- _Text section_
------------------------------------------------------------

Customer Knowledge Base

📆 Monthly Overview — Vendor (NRR and Ads)

Dashboard link: https://app.emax-digital.com/monthly-overview-for-vendors-nrr-all-ads

Overview

The Monthly Overview (Vendor) dashboard gives Amazon Vendor Central brands a structured, period-by-period view of how the business performed across the selected year — combining the retail P&L (Net Received Revenue, Shipped COGS, Shipped Revenue, Net PPM) with the full advertising picture (Sponsored Ads + DSP spend, sales, and traffic funnel) in one place. Every metric is shown alongside its prior-year equivalent and a year-over-year growth rate, so the question "is this period better or worse than the same period last year?" is answered at a glance.

It is built for vendor managers and finance/controlling teams who need a clean monthly (or weekly / quarterly) reporting view that ties retail performance and advertising performance together — particularly useful for monthly business reviews, budget tracking, and reconciling sell-in vs. sell-out vs. ad-driven sales.

What You Can See on This Dashboard

The dashboard is structured in three blocks: Retail Performance (Net Received Revenue, Shipped COGS, Shipped Revenue, Net PPM), Advertising Performance vs. Ordered Revenue (spend, sales, ACoS, TACoS, ROAS), and Advertising Traffic Funnel (impressions, clicks, CTR, CPC, CPM). Each block has a trend chart followed by a detailed period-level table.

Section 1 — Net Received Revenue, Shipped COGS & Growth Rate (Trend)

The opening view of retail performance: how sell-in (Net Received Revenue) and cost of goods shipped have developed across the year compared to the prior year.

Key metrics:

  • Net Received Revenue (NRR) — Revenue from inventory received and invoiced by Amazon in the period.

  • Net Received Revenue Previous Year — The same metric for the equivalent period one year ago.

  • Shipped COGS — Cost of goods shipped from Amazon to customers in the period.

  • Shipped COGS Previous Year — Equivalent prior-year value.

  • Net Received Revenue Growth — Year-over-year % change in NRR.

  • Shipped COGS Growth — Year-over-year % change in Shipped COGS.

Visualizations: A combined bar chart per period (week/month/quarter, depending on the Reporting Range filter) showing NRR and Shipped COGS for the current and prior year side-by-side, with the YoY growth rates overlaid.

------------------------------------------------------------

- _Given data_
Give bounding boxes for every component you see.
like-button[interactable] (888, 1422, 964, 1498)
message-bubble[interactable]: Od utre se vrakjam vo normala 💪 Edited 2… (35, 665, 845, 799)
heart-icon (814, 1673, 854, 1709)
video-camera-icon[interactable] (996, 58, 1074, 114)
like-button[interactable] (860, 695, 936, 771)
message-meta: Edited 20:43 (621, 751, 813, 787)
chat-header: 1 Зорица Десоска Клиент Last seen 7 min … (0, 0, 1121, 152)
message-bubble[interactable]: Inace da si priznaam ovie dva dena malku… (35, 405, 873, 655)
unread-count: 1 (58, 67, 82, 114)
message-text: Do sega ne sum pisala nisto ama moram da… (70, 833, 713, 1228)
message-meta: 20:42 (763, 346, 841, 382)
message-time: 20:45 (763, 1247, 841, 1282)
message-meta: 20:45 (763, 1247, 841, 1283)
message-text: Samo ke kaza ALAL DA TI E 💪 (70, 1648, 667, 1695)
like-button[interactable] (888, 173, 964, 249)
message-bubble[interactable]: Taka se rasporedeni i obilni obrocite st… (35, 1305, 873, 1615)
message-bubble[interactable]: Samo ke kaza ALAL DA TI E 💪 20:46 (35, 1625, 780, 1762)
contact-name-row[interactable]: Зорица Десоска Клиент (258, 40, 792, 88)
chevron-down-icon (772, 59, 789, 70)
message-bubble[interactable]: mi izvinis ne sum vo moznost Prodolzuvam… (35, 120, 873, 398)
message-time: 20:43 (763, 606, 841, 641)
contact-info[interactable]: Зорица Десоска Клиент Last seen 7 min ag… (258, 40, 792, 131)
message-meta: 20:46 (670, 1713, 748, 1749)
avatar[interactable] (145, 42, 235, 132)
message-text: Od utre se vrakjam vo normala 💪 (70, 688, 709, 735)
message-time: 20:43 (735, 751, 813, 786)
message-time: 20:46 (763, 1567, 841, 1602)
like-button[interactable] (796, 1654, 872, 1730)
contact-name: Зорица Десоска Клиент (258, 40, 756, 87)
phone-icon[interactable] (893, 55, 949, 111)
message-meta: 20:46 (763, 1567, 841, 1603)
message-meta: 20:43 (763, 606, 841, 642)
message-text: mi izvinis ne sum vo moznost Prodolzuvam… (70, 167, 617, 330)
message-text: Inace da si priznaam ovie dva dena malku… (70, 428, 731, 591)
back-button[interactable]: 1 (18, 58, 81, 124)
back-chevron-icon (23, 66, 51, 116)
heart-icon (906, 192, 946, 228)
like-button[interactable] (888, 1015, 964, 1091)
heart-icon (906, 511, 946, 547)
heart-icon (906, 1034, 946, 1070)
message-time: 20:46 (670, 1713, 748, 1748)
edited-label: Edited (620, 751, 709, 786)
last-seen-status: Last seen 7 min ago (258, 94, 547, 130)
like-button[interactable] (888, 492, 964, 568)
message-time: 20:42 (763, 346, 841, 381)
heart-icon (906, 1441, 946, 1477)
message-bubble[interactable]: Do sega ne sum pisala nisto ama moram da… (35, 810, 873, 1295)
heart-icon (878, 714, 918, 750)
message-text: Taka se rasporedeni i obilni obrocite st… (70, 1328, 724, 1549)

------------------------------------------------------------

- _Parts of the exercise_
A - From the Monthly Overview article, set down the passage starting at "The opening view" and ending at "Equivalent prior-year value.".
B - According to the Monthly Overview article, which teams is the dashboard built for?

- _Expected results_
A -
The opening view of retail performance: how sell-in (Net Received Revenue) and cost of goods shipped have developed across the year compared to the prior year.

Key metrics:

  • Net Received Revenue (NRR) — Revenue from inventory received and invoiced by Amazon in the period.

  • Net Received Revenue Previous Year — The same metric for the equivalent period one year ago.

  • Shipped COGS — Cost of goods shipped from Amazon to customers in the period.

  • Shipped COGS Previous Year — Equivalent prior-year value.

B - Vendor managers and finance/controlling teams.